» **MATERIAL**:
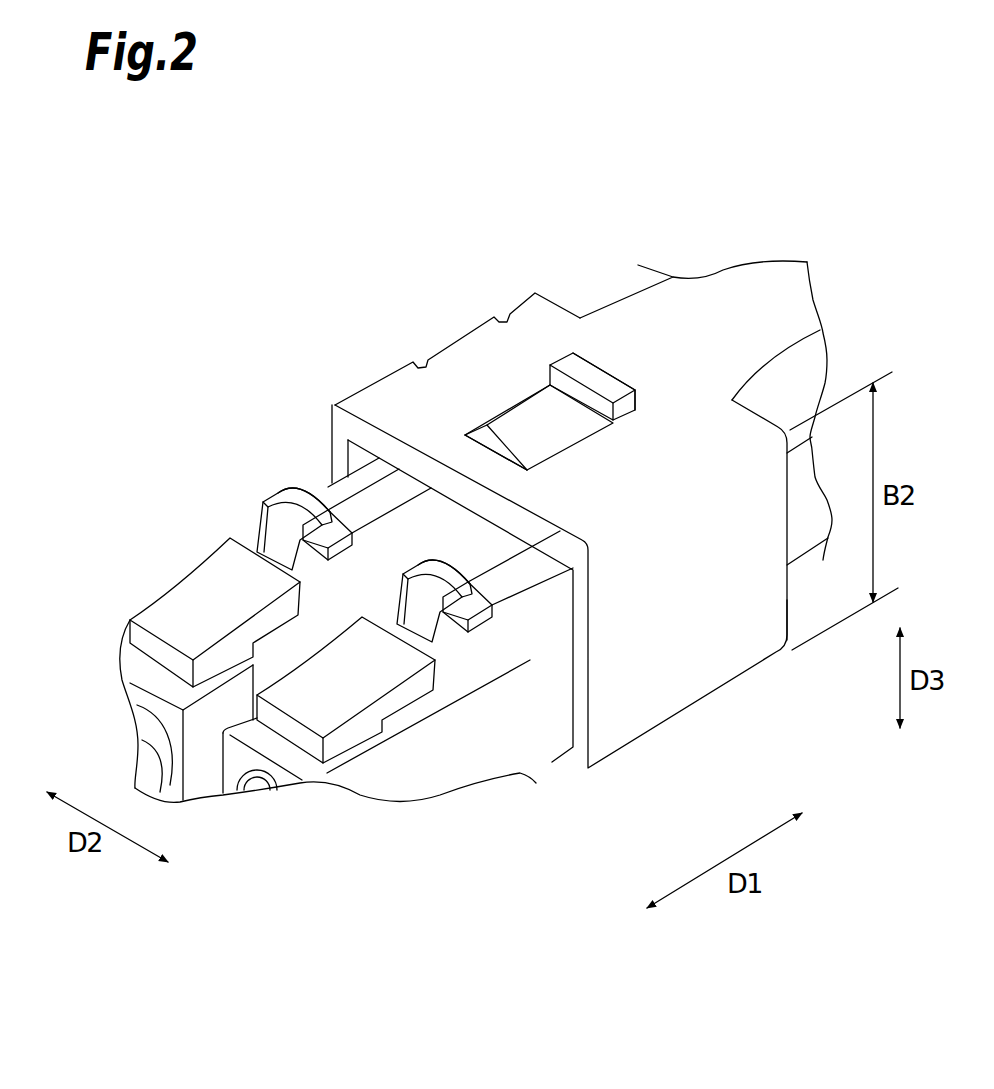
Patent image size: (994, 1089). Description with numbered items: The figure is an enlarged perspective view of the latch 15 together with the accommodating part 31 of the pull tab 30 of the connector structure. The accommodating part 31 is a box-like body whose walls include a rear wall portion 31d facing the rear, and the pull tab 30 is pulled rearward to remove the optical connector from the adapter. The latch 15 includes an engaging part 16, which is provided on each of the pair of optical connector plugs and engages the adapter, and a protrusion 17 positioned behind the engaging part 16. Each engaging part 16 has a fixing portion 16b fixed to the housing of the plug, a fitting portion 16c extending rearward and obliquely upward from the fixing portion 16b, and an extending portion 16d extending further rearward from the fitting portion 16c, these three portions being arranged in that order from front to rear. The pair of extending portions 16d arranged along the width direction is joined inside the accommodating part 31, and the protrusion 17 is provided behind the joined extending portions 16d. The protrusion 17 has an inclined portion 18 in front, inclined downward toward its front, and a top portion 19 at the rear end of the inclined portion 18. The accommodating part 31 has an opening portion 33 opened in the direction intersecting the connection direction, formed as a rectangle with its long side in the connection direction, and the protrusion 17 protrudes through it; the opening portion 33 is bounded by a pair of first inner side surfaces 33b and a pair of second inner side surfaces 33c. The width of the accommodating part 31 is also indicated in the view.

The latch 15 is at (265, 457).
The engaging part 16 is at (262, 498).
The fixing portion 16b is at (175, 612).
The fitting portion 16c is at (278, 497).
The extending portion 16d is at (358, 483).
The protrusion 17 is at (575, 352).
The inclined portion 18 is at (500, 385).
The top portion 19 is at (600, 382).
The pull tab 30 is at (805, 258).
The accommodating part 31 is at (528, 252).
The rear wall portion 31d is at (788, 605).
The opening portion 33 is at (480, 417).
The first inner side surfaces 33b is at (478, 418).
The second inner side surfaces 33c is at (502, 452).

» **AUFGABE**:
Ersetze im gesamten Material „perspective view“ durch „side view“ und gib die Zeilen sonst unverändert wieder. Die Bilder lässt du in der Antwort weg.

» **LÖSUNG**:
Patent image size: (994, 1089). Description with numbered items: The figure is an enlarged side view of the latch 15 together with the accommodating part 31 of the pull tab 30 of the connector structure. The accommodating part 31 is a box-like body whose walls include a rear wall portion 31d facing the rear, and the pull tab 30 is pulled rearward to remove the optical connector from the adapter. The latch 15 includes an engaging part 16, which is provided on each of the pair of optical connector plugs and engages the adapter, and a protrusion 17 positioned behind the engaging part 16. Each engaging part 16 has a fixing portion 16b fixed to the housing of the plug, a fitting portion 16c extending rearward and obliquely upward from the fixing portion 16b, and an extending portion 16d extending further rearward from the fitting portion 16c, these three portions being arranged in that order from front to rear. The pair of extending portions 16d arranged along the width direction is joined inside the accommodating part 31, and the protrusion 17 is provided behind the joined extending portions 16d. The protrusion 17 has an inclined portion 18 in front, inclined downward toward its front, and a top portion 19 at the rear end of the inclined portion 18. The accommodating part 31 has an opening portion 33 opened in the direction intersecting the connection direction, formed as a rectangle with its long side in the connection direction, and the protrusion 17 protrudes through it; the opening portion 33 is bounded by a pair of first inner side surfaces 33b and a pair of second inner side surfaces 33c. The width of the accommodating part 31 is also indicated in the view.

The latch 15 is at (265, 457).
The engaging part 16 is at (262, 498).
The fixing portion 16b is at (175, 612).
The fitting portion 16c is at (278, 497).
The extending portion 16d is at (358, 483).
The protrusion 17 is at (575, 352).
The inclined portion 18 is at (500, 385).
The top portion 19 is at (600, 382).
The pull tab 30 is at (805, 258).
The accommodating part 31 is at (528, 252).
The rear wall portion 31d is at (788, 605).
The opening portion 33 is at (480, 417).
The first inner side surfaces 33b is at (478, 418).
The second inner side surfaces 33c is at (502, 452).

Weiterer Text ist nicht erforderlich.